▸ Exercise brief
What follows are records. Restate all of them word for word.

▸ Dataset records
================

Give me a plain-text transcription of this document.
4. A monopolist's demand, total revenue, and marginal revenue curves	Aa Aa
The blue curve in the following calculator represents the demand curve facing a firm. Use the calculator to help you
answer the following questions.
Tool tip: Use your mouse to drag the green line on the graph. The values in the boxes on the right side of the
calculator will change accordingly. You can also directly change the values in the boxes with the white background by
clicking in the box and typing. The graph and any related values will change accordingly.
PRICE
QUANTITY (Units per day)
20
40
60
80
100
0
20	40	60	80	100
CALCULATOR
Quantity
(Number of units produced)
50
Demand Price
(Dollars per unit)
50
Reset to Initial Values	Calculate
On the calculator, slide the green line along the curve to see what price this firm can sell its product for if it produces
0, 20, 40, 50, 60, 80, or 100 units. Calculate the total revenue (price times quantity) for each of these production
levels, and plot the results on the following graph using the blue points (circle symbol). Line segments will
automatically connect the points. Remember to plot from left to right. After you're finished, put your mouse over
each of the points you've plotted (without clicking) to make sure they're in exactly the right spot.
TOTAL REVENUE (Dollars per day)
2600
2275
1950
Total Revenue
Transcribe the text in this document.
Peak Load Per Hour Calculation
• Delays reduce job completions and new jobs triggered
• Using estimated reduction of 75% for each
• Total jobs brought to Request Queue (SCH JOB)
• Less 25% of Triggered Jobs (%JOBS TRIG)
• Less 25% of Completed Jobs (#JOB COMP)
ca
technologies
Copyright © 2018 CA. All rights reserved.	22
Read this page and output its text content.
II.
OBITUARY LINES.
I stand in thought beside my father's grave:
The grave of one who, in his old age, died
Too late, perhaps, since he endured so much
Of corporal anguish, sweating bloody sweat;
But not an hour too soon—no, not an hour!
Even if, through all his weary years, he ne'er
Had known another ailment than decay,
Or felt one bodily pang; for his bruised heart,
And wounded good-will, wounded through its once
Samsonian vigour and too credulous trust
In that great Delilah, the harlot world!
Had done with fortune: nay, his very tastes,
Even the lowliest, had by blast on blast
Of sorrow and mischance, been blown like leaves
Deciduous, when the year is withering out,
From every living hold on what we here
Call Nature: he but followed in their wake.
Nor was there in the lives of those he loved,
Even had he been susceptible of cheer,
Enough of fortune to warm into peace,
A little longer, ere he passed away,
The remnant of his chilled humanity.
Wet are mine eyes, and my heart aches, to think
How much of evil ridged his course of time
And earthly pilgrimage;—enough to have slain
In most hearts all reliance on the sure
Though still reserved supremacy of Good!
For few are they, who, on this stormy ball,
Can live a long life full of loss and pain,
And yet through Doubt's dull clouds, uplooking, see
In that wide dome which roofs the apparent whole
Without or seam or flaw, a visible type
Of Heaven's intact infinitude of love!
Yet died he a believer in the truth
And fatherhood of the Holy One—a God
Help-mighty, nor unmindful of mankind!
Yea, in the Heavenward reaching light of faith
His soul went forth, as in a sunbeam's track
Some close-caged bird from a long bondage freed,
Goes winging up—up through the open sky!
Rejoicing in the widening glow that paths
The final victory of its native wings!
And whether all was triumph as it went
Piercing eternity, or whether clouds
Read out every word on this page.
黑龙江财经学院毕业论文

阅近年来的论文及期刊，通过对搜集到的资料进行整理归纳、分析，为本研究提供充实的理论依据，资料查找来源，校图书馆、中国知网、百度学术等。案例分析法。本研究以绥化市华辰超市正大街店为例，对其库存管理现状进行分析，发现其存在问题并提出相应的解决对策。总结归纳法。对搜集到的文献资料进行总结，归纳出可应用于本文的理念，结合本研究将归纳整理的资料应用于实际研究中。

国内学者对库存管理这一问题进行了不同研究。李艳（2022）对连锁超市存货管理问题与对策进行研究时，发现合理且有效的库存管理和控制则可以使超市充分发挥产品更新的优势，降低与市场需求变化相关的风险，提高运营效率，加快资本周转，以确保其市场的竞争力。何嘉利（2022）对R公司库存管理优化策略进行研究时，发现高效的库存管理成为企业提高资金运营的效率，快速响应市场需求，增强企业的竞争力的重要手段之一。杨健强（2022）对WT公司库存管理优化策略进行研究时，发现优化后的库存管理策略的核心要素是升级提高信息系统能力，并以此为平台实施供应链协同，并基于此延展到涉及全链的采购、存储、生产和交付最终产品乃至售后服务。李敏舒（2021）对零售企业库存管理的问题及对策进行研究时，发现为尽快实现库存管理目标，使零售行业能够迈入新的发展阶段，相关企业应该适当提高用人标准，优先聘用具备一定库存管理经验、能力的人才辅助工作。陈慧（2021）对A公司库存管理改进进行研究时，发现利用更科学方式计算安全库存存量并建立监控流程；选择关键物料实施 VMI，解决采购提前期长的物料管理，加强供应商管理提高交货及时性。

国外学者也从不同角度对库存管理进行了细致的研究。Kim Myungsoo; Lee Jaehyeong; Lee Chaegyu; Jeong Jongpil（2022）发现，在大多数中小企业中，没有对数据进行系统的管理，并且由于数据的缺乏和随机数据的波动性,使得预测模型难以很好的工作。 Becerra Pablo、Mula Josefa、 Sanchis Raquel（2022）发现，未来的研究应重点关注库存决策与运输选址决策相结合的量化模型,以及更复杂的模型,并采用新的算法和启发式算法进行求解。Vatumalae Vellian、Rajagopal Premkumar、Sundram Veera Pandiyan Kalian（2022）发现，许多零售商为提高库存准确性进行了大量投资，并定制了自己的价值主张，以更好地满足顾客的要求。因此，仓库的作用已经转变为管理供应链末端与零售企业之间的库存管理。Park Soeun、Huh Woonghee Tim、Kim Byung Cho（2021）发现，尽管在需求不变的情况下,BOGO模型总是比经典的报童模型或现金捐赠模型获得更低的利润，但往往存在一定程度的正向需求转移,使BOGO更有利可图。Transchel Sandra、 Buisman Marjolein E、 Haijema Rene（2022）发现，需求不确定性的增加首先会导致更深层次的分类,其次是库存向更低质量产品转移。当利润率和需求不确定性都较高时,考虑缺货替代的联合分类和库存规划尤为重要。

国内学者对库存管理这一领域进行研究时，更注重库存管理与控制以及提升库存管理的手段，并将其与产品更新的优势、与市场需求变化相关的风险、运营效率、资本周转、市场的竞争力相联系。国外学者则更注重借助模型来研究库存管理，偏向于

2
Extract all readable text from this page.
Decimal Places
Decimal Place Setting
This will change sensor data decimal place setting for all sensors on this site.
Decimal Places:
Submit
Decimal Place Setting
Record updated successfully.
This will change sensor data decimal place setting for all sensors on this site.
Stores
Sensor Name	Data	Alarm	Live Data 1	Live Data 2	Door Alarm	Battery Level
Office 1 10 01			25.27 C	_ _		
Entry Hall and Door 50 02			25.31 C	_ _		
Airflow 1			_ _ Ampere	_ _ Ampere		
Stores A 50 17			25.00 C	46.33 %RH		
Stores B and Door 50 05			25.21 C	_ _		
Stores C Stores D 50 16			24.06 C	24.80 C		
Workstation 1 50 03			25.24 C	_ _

================

▸ Finished exercise
Give me a plain-text transcription of this document.
4. A monopolist's demand, total revenue, and marginal revenue curves	Aa Aa
The blue curve in the following calculator represents the demand curve facing a firm. Use the calculator to help you
answer the following questions.
Tool tip: Use your mouse to drag the green line on the graph. The values in the boxes on the right side of the
calculator will change accordingly. You can also directly change the values in the boxes with the white background by
clicking in the box and typing. The graph and any related values will change accordingly.
PRICE
QUANTITY (Units per day)
20
40
60
80
100
0
20	40	60	80	100
CALCULATOR
Quantity
(Number of units produced)
50
Demand Price
(Dollars per unit)
50
Reset to Initial Values	Calculate
On the calculator, slide the green line along the curve to see what price this firm can sell its product for if it produces
0, 20, 40, 50, 60, 80, or 100 units. Calculate the total revenue (price times quantity) for each of these production
levels, and plot the results on the following graph using the blue points (circle symbol). Line segments will
automatically connect the points. Remember to plot from left to right. After you're finished, put your mouse over
each of the points you've plotted (without clicking) to make sure they're in exactly the right spot.
TOTAL REVENUE (Dollars per day)
2600
2275
1950
Total Revenue
Transcribe the text in this document.
Peak Load Per Hour Calculation
• Delays reduce job completions and new jobs triggered
• Using estimated reduction of 75% for each
• Total jobs brought to Request Queue (SCH JOB)
• Less 25% of Triggered Jobs (%JOBS TRIG)
• Less 25% of Completed Jobs (#JOB COMP)
ca
technologies
Copyright © 2018 CA. All rights reserved.	22
Read this page and output its text content.
II.
OBITUARY LINES.
I stand in thought beside my father's grave:
The grave of one who, in his old age, died
Too late, perhaps, since he endured so much
Of corporal anguish, sweating bloody sweat;
But not an hour too soon—no, not an hour!
Even if, through all his weary years, he ne'er
Had known another ailment than decay,
Or felt one bodily pang; for his bruised heart,
And wounded good-will, wounded through its once
Samsonian vigour and too credulous trust
In that great Delilah, the harlot world!
Had done with fortune: nay, his very tastes,
Even the lowliest, had by blast on blast
Of sorrow and mischance, been blown like leaves
Deciduous, when the year is withering out,
From every living hold on what we here
Call Nature: he but followed in their wake.
Nor was there in the lives of those he loved,
Even had he been susceptible of cheer,
Enough of fortune to warm into peace,
A little longer, ere he passed away,
The remnant of his chilled humanity.
Wet are mine eyes, and my heart aches, to think
How much of evil ridged his course of time
And earthly pilgrimage;—enough to have slain
In most hearts all reliance on the sure
Though still reserved supremacy of Good!
For few are they, who, on this stormy ball,
Can live a long life full of loss and pain,
And yet through Doubt's dull clouds, uplooking, see
In that wide dome which roofs the apparent whole
Without or seam or flaw, a visible type
Of Heaven's intact infinitude of love!
Yet died he a believer in the truth
And fatherhood of the Holy One—a God
Help-mighty, nor unmindful of mankind!
Yea, in the Heavenward reaching light of faith
His soul went forth, as in a sunbeam's track
Some close-caged bird from a long bondage freed,
Goes winging up—up through the open sky!
Rejoicing in the widening glow that paths
The final victory of its native wings!
And whether all was triumph as it went
Piercing eternity, or whether clouds
Read out every word on this page.
黑龙江财经学院毕业论文

阅近年来的论文及期刊，通过对搜集到的资料进行整理归纳、分析，为本研究提供充实的理论依据，资料查找来源，校图书馆、中国知网、百度学术等。案例分析法。本研究以绥化市华辰超市正大街店为例，对其库存管理现状进行分析，发现其存在问题并提出相应的解决对策。总结归纳法。对搜集到的文献资料进行总结，归纳出可应用于本文的理念，结合本研究将归纳整理的资料应用于实际研究中。

国内学者对库存管理这一问题进行了不同研究。李艳（2022）对连锁超市存货管理问题与对策进行研究时，发现合理且有效的库存管理和控制则可以使超市充分发挥产品更新的优势，降低与市场需求变化相关的风险，提高运营效率，加快资本周转，以确保其市场的竞争力。何嘉利（2022）对R公司库存管理优化策略进行研究时，发现高效的库存管理成为企业提高资金运营的效率，快速响应市场需求，增强企业的竞争力的重要手段之一。杨健强（2022）对WT公司库存管理优化策略进行研究时，发现优化后的库存管理策略的核心要素是升级提高信息系统能力，并以此为平台实施供应链协同，并基于此延展到涉及全链的采购、存储、生产和交付最终产品乃至售后服务。李敏舒（2021）对零售企业库存管理的问题及对策进行研究时，发现为尽快实现库存管理目标，使零售行业能够迈入新的发展阶段，相关企业应该适当提高用人标准，优先聘用具备一定库存管理经验、能力的人才辅助工作。陈慧（2021）对A公司库存管理改进进行研究时，发现利用更科学方式计算安全库存存量并建立监控流程；选择关键物料实施 VMI，解决采购提前期长的物料管理，加强供应商管理提高交货及时性。

国外学者也从不同角度对库存管理进行了细致的研究。Kim Myungsoo; Lee Jaehyeong; Lee Chaegyu; Jeong Jongpil（2022）发现，在大多数中小企业中，没有对数据进行系统的管理，并且由于数据的缺乏和随机数据的波动性,使得预测模型难以很好的工作。 Becerra Pablo、Mula Josefa、 Sanchis Raquel（2022）发现，未来的研究应重点关注库存决策与运输选址决策相结合的量化模型,以及更复杂的模型,并采用新的算法和启发式算法进行求解。Vatumalae Vellian、Rajagopal Premkumar、Sundram Veera Pandiyan Kalian（2022）发现，许多零售商为提高库存准确性进行了大量投资，并定制了自己的价值主张，以更好地满足顾客的要求。因此，仓库的作用已经转变为管理供应链末端与零售企业之间的库存管理。Park Soeun、Huh Woonghee Tim、Kim Byung Cho（2021）发现，尽管在需求不变的情况下,BOGO模型总是比经典的报童模型或现金捐赠模型获得更低的利润，但往往存在一定程度的正向需求转移,使BOGO更有利可图。Transchel Sandra、 Buisman Marjolein E、 Haijema Rene（2022）发现，需求不确定性的增加首先会导致更深层次的分类,其次是库存向更低质量产品转移。当利润率和需求不确定性都较高时,考虑缺货替代的联合分类和库存规划尤为重要。

国内学者对库存管理这一领域进行研究时，更注重库存管理与控制以及提升库存管理的手段，并将其与产品更新的优势、与市场需求变化相关的风险、运营效率、资本周转、市场的竞争力相联系。国外学者则更注重借助模型来研究库存管理，偏向于

2
Extract all readable text from this page.
Decimal Places
Decimal Place Setting
This will change sensor data decimal place setting for all sensors on this site.
Decimal Places:
Submit
Decimal Place Setting
Record updated successfully.
This will change sensor data decimal place setting for all sensors on this site.
Stores
Sensor Name	Data	Alarm	Live Data 1	Live Data 2	Door Alarm	Battery Level
Office 1 10 01			25.27 C	_ _		
Entry Hall and Door 50 02			25.31 C	_ _		
Airflow 1			_ _ Ampere	_ _ Ampere		
Stores A 50 17			25.00 C	46.33 %RH		
Stores B and Door 50 05			25.21 C	_ _		
Stores C Stores D 50 16			24.06 C	24.80 C		
Workstation 1 50 03			25.24 C	_ _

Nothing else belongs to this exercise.